STATED EXERCISE →
Where a line contains the string "water", copy that line.
++++++++++++++++++++
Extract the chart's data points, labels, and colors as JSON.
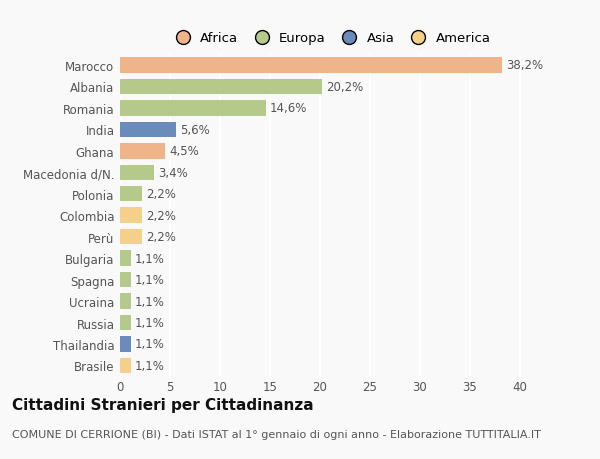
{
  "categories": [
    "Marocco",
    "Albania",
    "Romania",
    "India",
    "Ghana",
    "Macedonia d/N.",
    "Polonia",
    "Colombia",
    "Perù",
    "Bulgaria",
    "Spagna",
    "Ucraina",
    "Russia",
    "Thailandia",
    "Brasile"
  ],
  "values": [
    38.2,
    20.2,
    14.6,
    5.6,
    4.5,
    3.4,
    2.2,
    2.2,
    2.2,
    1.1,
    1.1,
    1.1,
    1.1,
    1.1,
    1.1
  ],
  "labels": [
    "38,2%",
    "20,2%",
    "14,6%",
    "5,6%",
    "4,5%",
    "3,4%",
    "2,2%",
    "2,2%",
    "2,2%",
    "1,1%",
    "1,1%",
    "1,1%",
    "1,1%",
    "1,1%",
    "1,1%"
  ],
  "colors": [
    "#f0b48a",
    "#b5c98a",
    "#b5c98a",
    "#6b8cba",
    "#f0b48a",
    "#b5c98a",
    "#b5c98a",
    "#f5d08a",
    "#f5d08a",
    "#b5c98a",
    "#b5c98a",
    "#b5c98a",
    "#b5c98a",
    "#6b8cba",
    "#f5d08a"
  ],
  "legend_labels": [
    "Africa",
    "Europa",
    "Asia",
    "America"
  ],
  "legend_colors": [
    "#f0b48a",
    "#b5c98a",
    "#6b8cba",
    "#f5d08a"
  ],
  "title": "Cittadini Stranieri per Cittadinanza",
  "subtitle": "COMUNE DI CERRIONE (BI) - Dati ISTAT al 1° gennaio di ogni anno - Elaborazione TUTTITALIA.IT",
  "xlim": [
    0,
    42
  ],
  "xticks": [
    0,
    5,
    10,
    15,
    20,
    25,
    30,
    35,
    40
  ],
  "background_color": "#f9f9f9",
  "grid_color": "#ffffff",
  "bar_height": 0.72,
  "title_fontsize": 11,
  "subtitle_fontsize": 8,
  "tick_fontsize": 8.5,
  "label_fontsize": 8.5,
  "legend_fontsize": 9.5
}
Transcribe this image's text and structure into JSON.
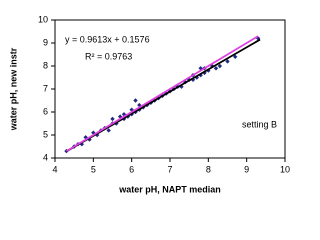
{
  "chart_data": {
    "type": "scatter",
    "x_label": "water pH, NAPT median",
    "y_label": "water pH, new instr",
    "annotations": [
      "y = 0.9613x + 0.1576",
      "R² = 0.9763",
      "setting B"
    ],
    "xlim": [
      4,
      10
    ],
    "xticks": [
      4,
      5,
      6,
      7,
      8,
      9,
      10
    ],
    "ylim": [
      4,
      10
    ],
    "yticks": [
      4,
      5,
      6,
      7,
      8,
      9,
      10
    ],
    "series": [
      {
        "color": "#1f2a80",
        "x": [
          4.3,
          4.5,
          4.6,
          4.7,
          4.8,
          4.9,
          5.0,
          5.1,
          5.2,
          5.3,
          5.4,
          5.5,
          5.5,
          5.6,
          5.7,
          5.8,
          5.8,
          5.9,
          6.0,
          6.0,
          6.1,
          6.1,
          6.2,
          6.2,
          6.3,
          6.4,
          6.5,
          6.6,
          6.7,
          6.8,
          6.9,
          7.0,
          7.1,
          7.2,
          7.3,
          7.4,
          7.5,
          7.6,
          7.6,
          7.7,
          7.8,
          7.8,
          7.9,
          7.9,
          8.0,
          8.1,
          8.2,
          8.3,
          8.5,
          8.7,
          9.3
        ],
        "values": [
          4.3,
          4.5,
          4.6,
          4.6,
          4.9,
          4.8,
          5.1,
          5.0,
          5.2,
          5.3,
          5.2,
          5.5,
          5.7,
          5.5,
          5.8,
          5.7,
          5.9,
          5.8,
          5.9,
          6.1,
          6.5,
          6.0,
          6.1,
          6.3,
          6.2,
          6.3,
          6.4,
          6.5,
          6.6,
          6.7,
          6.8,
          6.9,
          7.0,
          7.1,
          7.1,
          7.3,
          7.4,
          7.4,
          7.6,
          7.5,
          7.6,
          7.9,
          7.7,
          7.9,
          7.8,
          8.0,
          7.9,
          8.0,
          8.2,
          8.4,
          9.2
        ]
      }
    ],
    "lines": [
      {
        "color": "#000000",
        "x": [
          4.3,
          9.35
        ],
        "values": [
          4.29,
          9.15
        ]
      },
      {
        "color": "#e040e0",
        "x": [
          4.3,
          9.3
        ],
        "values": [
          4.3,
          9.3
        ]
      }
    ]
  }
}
++++++++++++++++++++
ANSWER IN FULL →
    "x_label": "water pH, NAPT median",
    "y_label": "water pH, new instr",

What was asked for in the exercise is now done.